#### Stated task
Every record should be written out exactly, please.

Stored items:
* start *

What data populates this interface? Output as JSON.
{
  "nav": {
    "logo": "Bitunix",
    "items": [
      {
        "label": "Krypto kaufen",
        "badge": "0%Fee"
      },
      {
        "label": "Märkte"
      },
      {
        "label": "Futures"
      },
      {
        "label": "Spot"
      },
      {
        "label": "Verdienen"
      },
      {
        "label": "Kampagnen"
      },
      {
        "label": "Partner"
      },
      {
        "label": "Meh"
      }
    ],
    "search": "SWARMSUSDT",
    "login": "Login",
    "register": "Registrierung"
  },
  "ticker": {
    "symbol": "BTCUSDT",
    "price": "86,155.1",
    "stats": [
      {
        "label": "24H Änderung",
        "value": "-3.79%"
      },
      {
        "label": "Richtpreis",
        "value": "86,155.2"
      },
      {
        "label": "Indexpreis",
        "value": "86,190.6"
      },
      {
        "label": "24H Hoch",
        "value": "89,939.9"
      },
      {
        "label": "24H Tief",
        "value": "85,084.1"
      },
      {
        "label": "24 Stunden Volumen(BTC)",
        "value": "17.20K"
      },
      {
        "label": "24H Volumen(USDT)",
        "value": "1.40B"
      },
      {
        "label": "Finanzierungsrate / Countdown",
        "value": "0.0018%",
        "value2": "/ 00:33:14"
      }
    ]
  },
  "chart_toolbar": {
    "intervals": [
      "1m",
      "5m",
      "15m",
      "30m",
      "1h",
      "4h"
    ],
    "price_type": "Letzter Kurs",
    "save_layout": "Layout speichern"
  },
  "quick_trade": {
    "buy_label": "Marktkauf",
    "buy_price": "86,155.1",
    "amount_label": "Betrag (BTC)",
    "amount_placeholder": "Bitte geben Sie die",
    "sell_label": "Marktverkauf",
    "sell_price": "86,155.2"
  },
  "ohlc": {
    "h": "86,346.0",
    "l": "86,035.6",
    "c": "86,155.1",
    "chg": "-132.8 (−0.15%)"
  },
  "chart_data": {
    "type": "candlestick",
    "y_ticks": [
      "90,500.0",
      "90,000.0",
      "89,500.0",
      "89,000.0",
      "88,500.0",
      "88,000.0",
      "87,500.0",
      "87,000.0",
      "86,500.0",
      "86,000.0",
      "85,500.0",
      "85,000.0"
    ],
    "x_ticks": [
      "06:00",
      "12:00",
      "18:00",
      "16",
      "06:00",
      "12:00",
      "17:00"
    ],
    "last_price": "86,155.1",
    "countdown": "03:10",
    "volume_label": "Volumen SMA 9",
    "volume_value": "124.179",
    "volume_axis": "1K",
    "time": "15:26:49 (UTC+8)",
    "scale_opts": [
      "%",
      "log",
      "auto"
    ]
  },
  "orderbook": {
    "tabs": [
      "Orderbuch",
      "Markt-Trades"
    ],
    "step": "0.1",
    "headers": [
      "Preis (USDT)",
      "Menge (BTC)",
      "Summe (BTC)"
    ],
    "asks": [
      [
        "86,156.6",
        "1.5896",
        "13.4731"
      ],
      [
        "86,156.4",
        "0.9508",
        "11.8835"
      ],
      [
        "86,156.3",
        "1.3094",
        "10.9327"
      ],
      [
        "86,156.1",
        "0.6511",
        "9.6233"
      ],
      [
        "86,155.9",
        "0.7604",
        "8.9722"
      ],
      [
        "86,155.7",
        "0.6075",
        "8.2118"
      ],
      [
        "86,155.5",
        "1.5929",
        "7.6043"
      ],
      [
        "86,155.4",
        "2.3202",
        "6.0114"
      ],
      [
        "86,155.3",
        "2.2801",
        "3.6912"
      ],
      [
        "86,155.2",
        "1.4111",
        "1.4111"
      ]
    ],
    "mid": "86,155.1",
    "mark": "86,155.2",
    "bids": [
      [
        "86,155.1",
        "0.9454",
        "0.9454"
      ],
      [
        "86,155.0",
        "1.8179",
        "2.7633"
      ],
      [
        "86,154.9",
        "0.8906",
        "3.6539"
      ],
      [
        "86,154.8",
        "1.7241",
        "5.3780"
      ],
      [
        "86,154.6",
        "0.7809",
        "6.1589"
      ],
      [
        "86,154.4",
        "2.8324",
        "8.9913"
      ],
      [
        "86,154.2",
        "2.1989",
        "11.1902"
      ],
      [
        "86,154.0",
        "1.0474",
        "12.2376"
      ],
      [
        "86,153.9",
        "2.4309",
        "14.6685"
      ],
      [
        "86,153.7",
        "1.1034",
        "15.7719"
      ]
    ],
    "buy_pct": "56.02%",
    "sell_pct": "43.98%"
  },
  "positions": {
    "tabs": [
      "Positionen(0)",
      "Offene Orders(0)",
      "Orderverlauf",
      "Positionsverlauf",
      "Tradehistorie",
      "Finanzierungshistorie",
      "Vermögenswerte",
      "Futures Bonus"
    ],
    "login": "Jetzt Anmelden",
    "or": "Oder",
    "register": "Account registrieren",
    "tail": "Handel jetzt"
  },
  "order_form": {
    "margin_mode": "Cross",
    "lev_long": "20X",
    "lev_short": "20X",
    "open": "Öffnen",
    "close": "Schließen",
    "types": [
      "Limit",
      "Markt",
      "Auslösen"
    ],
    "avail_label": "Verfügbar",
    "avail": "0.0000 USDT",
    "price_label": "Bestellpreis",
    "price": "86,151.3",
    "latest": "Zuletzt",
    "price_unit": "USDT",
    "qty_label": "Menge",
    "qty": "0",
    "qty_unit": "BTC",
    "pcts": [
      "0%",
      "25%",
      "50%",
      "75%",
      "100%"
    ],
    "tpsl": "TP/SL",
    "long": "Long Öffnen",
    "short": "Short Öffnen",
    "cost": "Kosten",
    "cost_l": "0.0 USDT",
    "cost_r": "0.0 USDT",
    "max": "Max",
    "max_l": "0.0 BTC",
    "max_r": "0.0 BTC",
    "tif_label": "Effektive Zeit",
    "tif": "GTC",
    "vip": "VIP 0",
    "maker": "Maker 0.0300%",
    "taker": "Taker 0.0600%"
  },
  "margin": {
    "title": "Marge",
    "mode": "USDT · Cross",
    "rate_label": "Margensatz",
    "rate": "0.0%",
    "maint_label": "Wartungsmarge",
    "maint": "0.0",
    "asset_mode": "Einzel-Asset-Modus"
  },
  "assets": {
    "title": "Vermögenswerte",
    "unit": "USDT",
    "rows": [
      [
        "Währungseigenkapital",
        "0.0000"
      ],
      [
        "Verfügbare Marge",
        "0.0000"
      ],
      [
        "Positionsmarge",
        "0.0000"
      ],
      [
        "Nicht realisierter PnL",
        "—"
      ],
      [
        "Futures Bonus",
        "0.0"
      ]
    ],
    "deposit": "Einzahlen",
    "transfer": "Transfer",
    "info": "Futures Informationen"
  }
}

* end *

#### Exercise solution
What data populates this interface? Output as JSON.
{
  "nav": {
    "logo": "Bitunix",
    "items": [
      {
        "label": "Krypto kaufen",
        "badge": "0%Fee"
      },
      {
        "label": "Märkte"
      },
      {
        "label": "Futures"
      },
      {
        "label": "Spot"
      },
      {
        "label": "Verdienen"
      },
      {
        "label": "Kampagnen"
      },
      {
        "label": "Partner"
      },
      {
        "label": "Meh"
      }
    ],
    "search": "SWARMSUSDT",
    "login": "Login",
    "register": "Registrierung"
  },
  "ticker": {
    "symbol": "BTCUSDT",
    "price": "86,155.1",
    "stats": [
      {
        "label": "24H Änderung",
        "value": "-3.79%"
      },
      {
        "label": "Richtpreis",
        "value": "86,155.2"
      },
      {
        "label": "Indexpreis",
        "value": "86,190.6"
      },
      {
        "label": "24H Hoch",
        "value": "89,939.9"
      },
      {
        "label": "24H Tief",
        "value": "85,084.1"
      },
      {
        "label": "24 Stunden Volumen(BTC)",
        "value": "17.20K"
      },
      {
        "label": "24H Volumen(USDT)",
        "value": "1.40B"
      },
      {
        "label": "Finanzierungsrate / Countdown",
        "value": "0.0018%",
        "value2": "/ 00:33:14"
      }
    ]
  },
  "chart_toolbar": {
    "intervals": [
      "1m",
      "5m",
      "15m",
      "30m",
      "1h",
      "4h"
    ],
    "price_type": "Letzter Kurs",
    "save_layout": "Layout speichern"
  },
  "quick_trade": {
    "buy_label": "Marktkauf",
    "buy_price": "86,155.1",
    "amount_label": "Betrag (BTC)",
    "amount_placeholder": "Bitte geben Sie die",
    "sell_label": "Marktverkauf",
    "sell_price": "86,155.2"
  },
  "ohlc": {
    "h": "86,346.0",
    "l": "86,035.6",
    "c": "86,155.1",
    "chg": "-132.8 (−0.15%)"
  },
  "chart_data": {
    "type": "candlestick",
    "y_ticks": [
      "90,500.0",
      "90,000.0",
      "89,500.0",
      "89,000.0",
      "88,500.0",
      "88,000.0",
      "87,500.0",
      "87,000.0",
      "86,500.0",
      "86,000.0",
      "85,500.0",
      "85,000.0"
    ],
    "x_ticks": [
      "06:00",
      "12:00",
      "18:00",
      "16",
      "06:00",
      "12:00",
      "17:00"
    ],
    "last_price": "86,155.1",
    "countdown": "03:10",
    "volume_label": "Volumen SMA 9",
    "volume_value": "124.179",
    "volume_axis": "1K",
    "time": "15:26:49 (UTC+8)",
    "scale_opts": [
      "%",
      "log",
      "auto"
    ]
  },
  "orderbook": {
    "tabs": [
      "Orderbuch",
      "Markt-Trades"
    ],
    "step": "0.1",
    "headers": [
      "Preis (USDT)",
      "Menge (BTC)",
      "Summe (BTC)"
    ],
    "asks": [
      [
        "86,156.6",
        "1.5896",
        "13.4731"
      ],
      [
        "86,156.4",
        "0.9508",
        "11.8835"
      ],
      [
        "86,156.3",
        "1.3094",
        "10.9327"
      ],
      [
        "86,156.1",
        "0.6511",
        "9.6233"
      ],
      [
        "86,155.9",
        "0.7604",
        "8.9722"
      ],
      [
        "86,155.7",
        "0.6075",
        "8.2118"
      ],
      [
        "86,155.5",
        "1.5929",
        "7.6043"
      ],
      [
        "86,155.4",
        "2.3202",
        "6.0114"
      ],
      [
        "86,155.3",
        "2.2801",
        "3.6912"
      ],
      [
        "86,155.2",
        "1.4111",
        "1.4111"
      ]
    ],
    "mid": "86,155.1",
    "mark": "86,155.2",
    "bids": [
      [
        "86,155.1",
        "0.9454",
        "0.9454"
      ],
      [
        "86,155.0",
        "1.8179",
        "2.7633"
      ],
      [
        "86,154.9",
        "0.8906",
        "3.6539"
      ],
      [
        "86,154.8",
        "1.7241",
        "5.3780"
      ],
      [
        "86,154.6",
        "0.7809",
        "6.1589"
      ],
      [
        "86,154.4",
        "2.8324",
        "8.9913"
      ],
      [
        "86,154.2",
        "2.1989",
        "11.1902"
      ],
      [
        "86,154.0",
        "1.0474",
        "12.2376"
      ],
      [
        "86,153.9",
        "2.4309",
        "14.6685"
      ],
      [
        "86,153.7",
        "1.1034",
        "15.7719"
      ]
    ],
    "buy_pct": "56.02%",
    "sell_pct": "43.98%"
  },
  "positions": {
    "tabs": [
      "Positionen(0)",
      "Offene Orders(0)",
      "Orderverlauf",
      "Positionsverlauf",
      "Tradehistorie",
      "Finanzierungshistorie",
      "Vermögenswerte",
      "Futures Bonus"
    ],
    "login": "Jetzt Anmelden",
    "or": "Oder",
    "register": "Account registrieren",
    "tail": "Handel jetzt"
  },
  "order_form": {
    "margin_mode": "Cross",
    "lev_long": "20X",
    "lev_short": "20X",
    "open": "Öffnen",
    "close": "Schließen",
    "types": [
      "Limit",
      "Markt",
      "Auslösen"
    ],
    "avail_label": "Verfügbar",
    "avail": "0.0000 USDT",
    "price_label": "Bestellpreis",
    "price": "86,151.3",
    "latest": "Zuletzt",
    "price_unit": "USDT",
    "qty_label": "Menge",
    "qty": "0",
    "qty_unit": "BTC",
    "pcts": [
      "0%",
      "25%",
      "50%",
      "75%",
      "100%"
    ],
    "tpsl": "TP/SL",
    "long": "Long Öffnen",
    "short": "Short Öffnen",
    "cost": "Kosten",
    "cost_l": "0.0 USDT",
    "cost_r": "0.0 USDT",
    "max": "Max",
    "max_l": "0.0 BTC",
    "max_r": "0.0 BTC",
    "tif_label": "Effektive Zeit",
    "tif": "GTC",
    "vip": "VIP 0",
    "maker": "Maker 0.0300%",
    "taker": "Taker 0.0600%"
  },
  "margin": {
    "title": "Marge",
    "mode": "USDT · Cross",
    "rate_label": "Margensatz",
    "rate": "0.0%",
    "maint_label": "Wartungsmarge",
    "maint": "0.0",
    "asset_mode": "Einzel-Asset-Modus"
  },
  "assets": {
    "title": "Vermögenswerte",
    "unit": "USDT",
    "rows": [
      [
        "Währungseigenkapital",
        "0.0000"
      ],
      [
        "Verfügbare Marge",
        "0.0000"
      ],
      [
        "Positionsmarge",
        "0.0000"
      ],
      [
        "Nicht realisierter PnL",
        "—"
      ],
      [
        "Futures Bonus",
        "0.0"
      ]
    ],
    "deposit": "Einzahlen",
    "transfer": "Transfer",
    "info": "Futures Informationen"
  }
}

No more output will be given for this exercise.